● REQUIRED TASK
All records are to be retyped faithfully and completely.
[start RAW DATA]
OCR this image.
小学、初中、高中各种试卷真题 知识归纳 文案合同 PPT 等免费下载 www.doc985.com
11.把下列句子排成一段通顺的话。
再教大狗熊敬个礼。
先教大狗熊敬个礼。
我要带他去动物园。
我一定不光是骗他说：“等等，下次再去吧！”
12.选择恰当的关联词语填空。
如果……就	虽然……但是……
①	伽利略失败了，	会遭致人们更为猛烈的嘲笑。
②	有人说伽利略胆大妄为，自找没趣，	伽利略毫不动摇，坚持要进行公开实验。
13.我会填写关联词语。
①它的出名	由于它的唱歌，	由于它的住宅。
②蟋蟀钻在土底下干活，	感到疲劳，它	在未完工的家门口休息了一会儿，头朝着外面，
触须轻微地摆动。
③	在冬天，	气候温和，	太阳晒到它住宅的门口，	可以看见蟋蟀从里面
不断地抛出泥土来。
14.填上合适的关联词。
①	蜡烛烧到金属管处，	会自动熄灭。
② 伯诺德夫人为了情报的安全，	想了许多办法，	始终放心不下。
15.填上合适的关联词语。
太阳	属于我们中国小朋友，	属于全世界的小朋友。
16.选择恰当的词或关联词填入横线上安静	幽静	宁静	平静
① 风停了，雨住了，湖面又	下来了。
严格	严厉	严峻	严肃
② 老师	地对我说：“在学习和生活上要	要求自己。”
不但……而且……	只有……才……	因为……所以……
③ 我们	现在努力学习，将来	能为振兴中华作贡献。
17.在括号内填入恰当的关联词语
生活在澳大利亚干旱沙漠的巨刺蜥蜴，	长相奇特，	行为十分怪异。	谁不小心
[end RAW DATA]
● COMPLETED EXERCISE
OCR this image.
小学、初中、高中各种试卷真题 知识归纳 文案合同 PPT 等免费下载 www.doc985.com
11.把下列句子排成一段通顺的话。
再教大狗熊敬个礼。
先教大狗熊敬个礼。
我要带他去动物园。
我一定不光是骗他说：“等等，下次再去吧！”
12.选择恰当的关联词语填空。
如果……就	虽然……但是……
①	伽利略失败了，	会遭致人们更为猛烈的嘲笑。
②	有人说伽利略胆大妄为，自找没趣，	伽利略毫不动摇，坚持要进行公开实验。
13.我会填写关联词语。
①它的出名	由于它的唱歌，	由于它的住宅。
②蟋蟀钻在土底下干活，	感到疲劳，它	在未完工的家门口休息了一会儿，头朝着外面，
触须轻微地摆动。
③	在冬天，	气候温和，	太阳晒到它住宅的门口，	可以看见蟋蟀从里面
不断地抛出泥土来。
14.填上合适的关联词。
①	蜡烛烧到金属管处，	会自动熄灭。
② 伯诺德夫人为了情报的安全，	想了许多办法，	始终放心不下。
15.填上合适的关联词语。
太阳	属于我们中国小朋友，	属于全世界的小朋友。
16.选择恰当的词或关联词填入横线上安静	幽静	宁静	平静
① 风停了，雨住了，湖面又	下来了。
严格	严厉	严峻	严肃
② 老师	地对我说：“在学习和生活上要	要求自己。”
不但……而且……	只有……才……	因为……所以……
③ 我们	现在努力学习，将来	能为振兴中华作贡献。
17.在括号内填入恰当的关联词语
生活在澳大利亚干旱沙漠的巨刺蜥蜴，	长相奇特，	行为十分怪异。	谁不小心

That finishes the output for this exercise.